Gather, from the listing beneath this task, every line holding the string "meer".

[Data items]
....

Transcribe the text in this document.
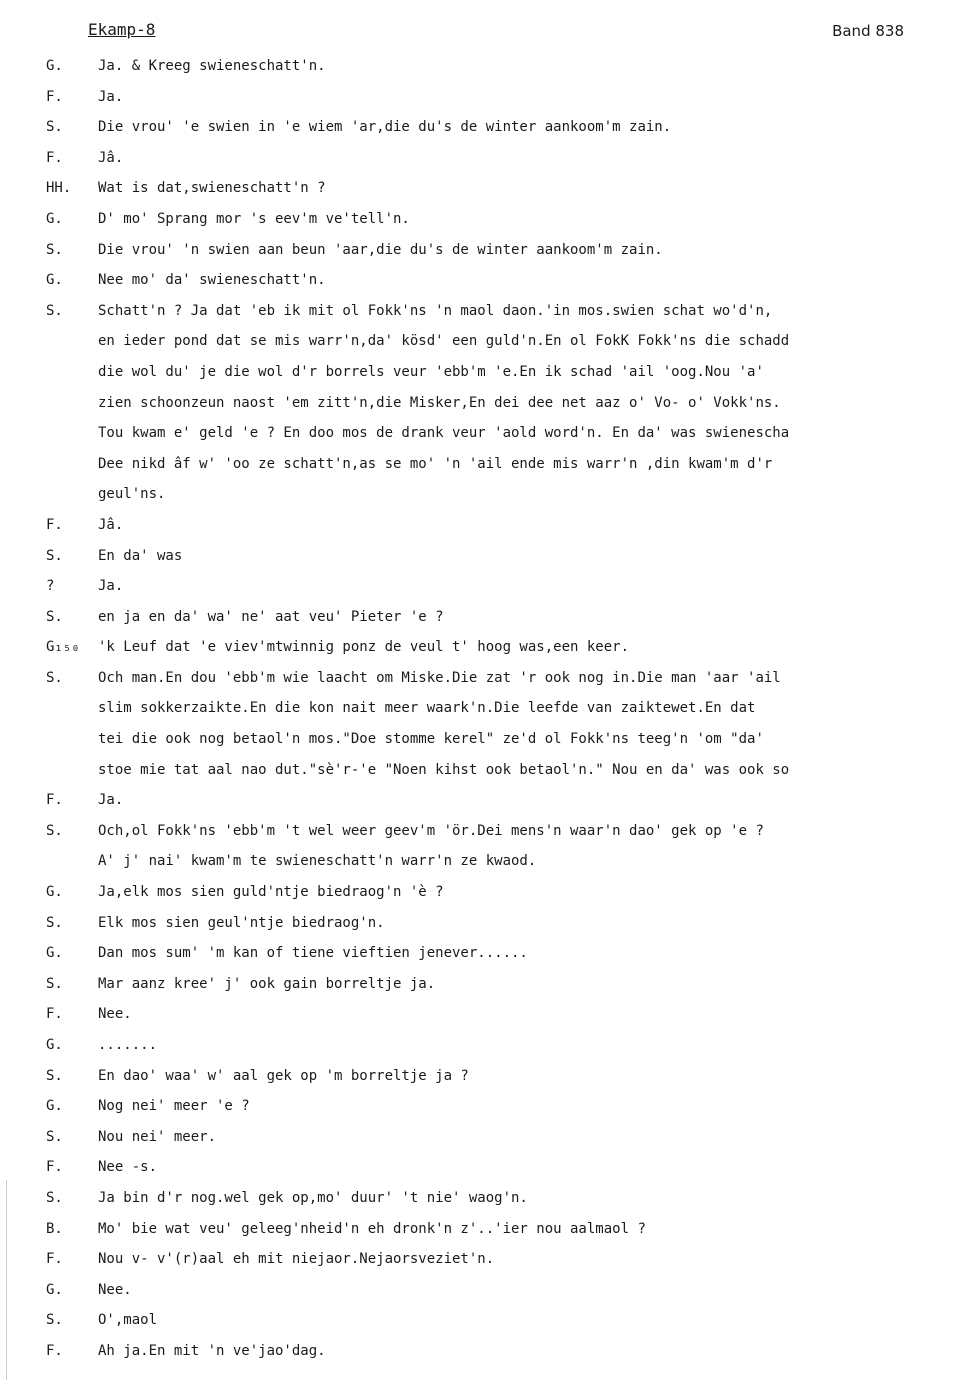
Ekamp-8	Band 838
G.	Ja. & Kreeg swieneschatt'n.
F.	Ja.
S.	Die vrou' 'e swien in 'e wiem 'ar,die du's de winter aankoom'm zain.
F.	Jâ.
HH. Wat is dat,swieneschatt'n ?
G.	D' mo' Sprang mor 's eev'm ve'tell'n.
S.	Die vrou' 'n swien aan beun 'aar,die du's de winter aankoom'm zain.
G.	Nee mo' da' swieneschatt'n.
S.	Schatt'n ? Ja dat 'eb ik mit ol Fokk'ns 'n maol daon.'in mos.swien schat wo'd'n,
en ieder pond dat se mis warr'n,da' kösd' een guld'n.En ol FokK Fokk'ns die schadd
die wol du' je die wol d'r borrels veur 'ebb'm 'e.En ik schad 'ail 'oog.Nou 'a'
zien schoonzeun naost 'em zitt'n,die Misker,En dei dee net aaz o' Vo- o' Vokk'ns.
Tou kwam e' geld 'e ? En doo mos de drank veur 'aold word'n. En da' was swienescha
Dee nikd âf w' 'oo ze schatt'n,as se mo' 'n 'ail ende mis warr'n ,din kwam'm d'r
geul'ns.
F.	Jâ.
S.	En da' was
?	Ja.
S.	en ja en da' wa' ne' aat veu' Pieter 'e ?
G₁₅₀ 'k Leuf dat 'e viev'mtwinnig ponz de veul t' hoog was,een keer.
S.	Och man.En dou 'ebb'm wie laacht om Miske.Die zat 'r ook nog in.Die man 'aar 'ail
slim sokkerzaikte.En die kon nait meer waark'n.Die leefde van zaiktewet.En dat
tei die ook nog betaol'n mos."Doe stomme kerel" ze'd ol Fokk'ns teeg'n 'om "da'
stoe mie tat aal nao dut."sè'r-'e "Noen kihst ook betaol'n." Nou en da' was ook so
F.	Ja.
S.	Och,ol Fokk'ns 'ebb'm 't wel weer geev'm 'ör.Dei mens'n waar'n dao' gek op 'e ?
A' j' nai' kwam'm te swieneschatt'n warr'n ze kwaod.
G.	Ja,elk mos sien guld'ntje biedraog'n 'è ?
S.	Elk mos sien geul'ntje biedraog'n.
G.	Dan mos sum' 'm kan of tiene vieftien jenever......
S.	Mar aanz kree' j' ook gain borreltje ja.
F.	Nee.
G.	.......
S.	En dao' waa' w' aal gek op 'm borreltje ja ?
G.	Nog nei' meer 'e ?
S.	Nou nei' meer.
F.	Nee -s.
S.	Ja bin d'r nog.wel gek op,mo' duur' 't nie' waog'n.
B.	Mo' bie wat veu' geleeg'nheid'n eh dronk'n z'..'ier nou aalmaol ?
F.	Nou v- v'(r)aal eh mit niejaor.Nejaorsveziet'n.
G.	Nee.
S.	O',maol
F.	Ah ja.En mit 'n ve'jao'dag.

....

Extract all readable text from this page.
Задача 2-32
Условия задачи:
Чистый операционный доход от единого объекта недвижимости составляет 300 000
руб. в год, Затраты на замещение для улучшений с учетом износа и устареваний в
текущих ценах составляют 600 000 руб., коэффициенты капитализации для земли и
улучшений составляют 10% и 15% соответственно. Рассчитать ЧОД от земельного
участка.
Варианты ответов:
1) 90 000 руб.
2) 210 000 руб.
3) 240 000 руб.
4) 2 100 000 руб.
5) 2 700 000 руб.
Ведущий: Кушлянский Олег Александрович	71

....

**Answer to the problem:**
slim sokkerzaikte.En die kon nait meer waark'n.Die leefde van zaiktewet.En dat
G.	Nog nei' meer 'e ?
S.	Nou nei' meer.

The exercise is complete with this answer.